Ação necessária A: No texto, com que finalidade um dos comentários chama "filhos patudos" aos animais?
Ação necessária B: Transcreva do texto o trecho que começa nas palavras "Pequena selecção de" e termina após as palavras "horrorosa. MUITA FORÇA.".
Ação necessária C: Diga se cada afirmação concorda com o texto, respondendo sim ou não e citando literalmente as palavras do texto que decidem: (i) Regressar à aldeia pátria estraçalha o equilíbrio mental de um viandante. (ii) O texto reproduz todos os comentários do original. (iii) Um dos comentários menciona alguém chamado "Fofinha".

Segmento de texto:

--------

Voando sobre um ninho de gatos

 

É espantoso como uma vez mais regressar à aldeia pátria estraçalha qualquer equilíbrio mental que um viandante possa ter, entretanto e longe do macaquear inane dos autóctones, conquistado.

 

Porém decidam-se, ou rimos ou carpimos. Se fizermos ambas, a coisa é capaz de partir pelo lado mais fraco. Vale a pena ler na íntegra para que não restem dúvidas de que a pirâmide dos dementes está quase elevada ao estatuto de sólido platónico.

 

Não esquecendo, claro está, que desde a depressão até ao vibrante amor materno-peludinhal vai toda uma gama de sentimentos, como a fome por genocídio.

 

Pequena selecção de comentários coligida a partir do original:

 

Conto de Fadas2 de novembro de 2015 às 15:01
Que coisa linda, tão linda, mas tão triste… nem quero imaginar a dor, agarro-me a cada um dos meus filhos patudos (é assim que lhes chamos para distinguir do filho humano) e entendo essa dor horrorosa. MUITA FORÇA.

 

MyEvoll2 de novembro de 2015 às 15:34

(…)ainda hoje choro por ela e por todos os que tentei salvar da rua, mas esta foi especial e a maior dor foi ter de autorizar para que fosse dada a injecção fatal que os põe a dormir para a eternidade até nos encontrar-mos um dia minha querida “Fofinha”.

--------

Dados:
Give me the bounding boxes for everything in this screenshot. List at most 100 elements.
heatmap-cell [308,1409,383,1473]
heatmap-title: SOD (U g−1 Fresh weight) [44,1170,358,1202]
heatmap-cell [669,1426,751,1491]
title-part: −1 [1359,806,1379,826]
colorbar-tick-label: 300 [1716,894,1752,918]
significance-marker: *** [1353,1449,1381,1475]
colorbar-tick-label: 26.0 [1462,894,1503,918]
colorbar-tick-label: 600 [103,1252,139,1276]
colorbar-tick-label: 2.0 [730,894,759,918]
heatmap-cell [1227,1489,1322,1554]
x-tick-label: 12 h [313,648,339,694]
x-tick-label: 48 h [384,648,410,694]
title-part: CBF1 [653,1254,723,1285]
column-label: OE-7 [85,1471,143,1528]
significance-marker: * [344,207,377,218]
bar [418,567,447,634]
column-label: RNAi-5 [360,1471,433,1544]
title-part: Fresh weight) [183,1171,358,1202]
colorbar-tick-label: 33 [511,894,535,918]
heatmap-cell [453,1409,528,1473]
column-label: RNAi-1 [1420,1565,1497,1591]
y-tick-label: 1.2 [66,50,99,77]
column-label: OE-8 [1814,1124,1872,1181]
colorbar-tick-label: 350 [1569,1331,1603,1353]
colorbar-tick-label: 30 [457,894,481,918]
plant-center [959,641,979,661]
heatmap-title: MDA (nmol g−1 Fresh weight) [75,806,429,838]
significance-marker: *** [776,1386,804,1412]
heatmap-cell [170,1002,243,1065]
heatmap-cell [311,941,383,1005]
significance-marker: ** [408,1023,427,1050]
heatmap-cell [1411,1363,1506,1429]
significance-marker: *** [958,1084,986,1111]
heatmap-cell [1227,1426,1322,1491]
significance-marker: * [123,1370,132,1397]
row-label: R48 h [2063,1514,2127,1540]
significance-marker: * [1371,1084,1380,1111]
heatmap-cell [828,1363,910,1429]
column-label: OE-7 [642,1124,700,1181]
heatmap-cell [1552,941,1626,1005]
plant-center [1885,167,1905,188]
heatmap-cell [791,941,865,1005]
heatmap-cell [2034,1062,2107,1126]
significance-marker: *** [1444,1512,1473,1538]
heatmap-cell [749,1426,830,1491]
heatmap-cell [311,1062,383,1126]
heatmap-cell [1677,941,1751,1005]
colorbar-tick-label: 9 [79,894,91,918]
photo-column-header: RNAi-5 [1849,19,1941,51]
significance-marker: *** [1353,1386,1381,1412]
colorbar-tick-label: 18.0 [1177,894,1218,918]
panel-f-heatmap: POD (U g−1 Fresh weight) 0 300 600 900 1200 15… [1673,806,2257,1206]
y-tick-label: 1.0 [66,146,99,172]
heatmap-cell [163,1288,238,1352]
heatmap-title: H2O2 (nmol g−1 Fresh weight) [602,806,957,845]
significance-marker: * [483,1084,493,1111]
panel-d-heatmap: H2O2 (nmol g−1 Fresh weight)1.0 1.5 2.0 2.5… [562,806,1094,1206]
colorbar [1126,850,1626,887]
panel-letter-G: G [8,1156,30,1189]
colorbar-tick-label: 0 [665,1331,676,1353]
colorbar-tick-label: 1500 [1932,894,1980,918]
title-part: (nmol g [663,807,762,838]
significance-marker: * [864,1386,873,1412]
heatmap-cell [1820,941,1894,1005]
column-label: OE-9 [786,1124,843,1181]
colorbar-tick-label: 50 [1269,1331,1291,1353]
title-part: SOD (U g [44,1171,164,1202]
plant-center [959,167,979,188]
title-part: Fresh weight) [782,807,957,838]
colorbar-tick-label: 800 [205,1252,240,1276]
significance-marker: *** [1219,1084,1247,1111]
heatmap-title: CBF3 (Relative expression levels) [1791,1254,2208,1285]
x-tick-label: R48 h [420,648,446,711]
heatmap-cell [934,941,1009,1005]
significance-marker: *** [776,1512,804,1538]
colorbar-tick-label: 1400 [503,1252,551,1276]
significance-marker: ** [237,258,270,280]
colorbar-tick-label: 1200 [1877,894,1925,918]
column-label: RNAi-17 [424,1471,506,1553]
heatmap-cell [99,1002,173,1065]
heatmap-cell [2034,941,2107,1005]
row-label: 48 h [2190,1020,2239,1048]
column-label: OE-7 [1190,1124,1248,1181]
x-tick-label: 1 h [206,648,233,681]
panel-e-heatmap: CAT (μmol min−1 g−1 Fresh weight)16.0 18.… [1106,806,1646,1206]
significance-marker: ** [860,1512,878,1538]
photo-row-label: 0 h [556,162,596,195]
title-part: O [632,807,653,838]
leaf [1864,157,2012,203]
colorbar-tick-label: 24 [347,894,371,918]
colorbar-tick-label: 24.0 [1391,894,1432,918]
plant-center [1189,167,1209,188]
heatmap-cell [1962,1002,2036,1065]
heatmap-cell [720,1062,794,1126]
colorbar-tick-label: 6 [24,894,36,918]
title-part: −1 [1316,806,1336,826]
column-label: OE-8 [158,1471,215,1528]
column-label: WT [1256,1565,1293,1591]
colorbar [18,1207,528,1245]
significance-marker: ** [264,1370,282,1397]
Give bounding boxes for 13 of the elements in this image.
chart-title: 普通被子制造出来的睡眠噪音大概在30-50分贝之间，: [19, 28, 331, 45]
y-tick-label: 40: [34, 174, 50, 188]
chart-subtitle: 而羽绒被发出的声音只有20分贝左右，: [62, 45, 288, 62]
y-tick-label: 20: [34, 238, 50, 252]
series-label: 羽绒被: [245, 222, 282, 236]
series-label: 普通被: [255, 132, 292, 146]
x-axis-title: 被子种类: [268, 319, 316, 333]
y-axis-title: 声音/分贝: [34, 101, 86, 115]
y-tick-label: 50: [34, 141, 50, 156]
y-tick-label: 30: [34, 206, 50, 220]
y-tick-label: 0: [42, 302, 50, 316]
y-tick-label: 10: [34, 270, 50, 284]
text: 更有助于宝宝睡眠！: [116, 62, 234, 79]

--------

Resultado A: Para os distinguir do filho humano.

Resultado B:
Pequena selecção de comentários coligida a partir do original:

 

Conto de Fadas2 de novembro de 2015 às 15:01
Que coisa linda, tão linda, mas tão triste… nem quero imaginar a dor, agarro-me a cada um dos meus filhos patudos (é assim que lhes chamos para distinguir do filho humano) e entendo essa dor horrorosa. MUITA FORÇA.

Resultado C:
(i) Sim: «regressar à aldeia pátria estraçalha qualquer equilíbrio mental que um viandante possa ter».
(ii) Não: «Pequena selecção de comentários coligida a partir do original».
(iii) Sim: «minha querida “Fofinha”».